Set exercise.
Search the listing for the string "name" and copy every line that contains it.

Data entries.

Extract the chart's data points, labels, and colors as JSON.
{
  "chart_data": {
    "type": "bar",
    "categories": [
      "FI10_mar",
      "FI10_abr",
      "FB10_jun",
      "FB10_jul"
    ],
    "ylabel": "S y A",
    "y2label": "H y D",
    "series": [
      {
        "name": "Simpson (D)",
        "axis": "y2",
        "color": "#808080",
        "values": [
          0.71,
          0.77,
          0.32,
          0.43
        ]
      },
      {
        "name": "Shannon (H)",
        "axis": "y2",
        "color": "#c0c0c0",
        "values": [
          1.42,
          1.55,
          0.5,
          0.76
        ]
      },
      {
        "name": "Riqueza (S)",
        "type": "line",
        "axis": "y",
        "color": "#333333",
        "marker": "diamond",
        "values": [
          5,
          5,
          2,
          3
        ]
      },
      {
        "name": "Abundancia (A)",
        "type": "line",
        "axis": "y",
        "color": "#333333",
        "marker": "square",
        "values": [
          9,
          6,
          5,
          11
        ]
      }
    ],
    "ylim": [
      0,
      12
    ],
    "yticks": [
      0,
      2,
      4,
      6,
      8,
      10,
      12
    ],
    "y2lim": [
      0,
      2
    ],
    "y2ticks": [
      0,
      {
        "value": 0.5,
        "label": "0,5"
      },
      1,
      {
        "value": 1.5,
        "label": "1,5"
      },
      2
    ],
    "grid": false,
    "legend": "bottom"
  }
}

Expected output.
        "name": "Simpson (D)",
        "name": "Shannon (H)",
        "name": "Riqueza (S)",
        "name": "Abundancia (A)",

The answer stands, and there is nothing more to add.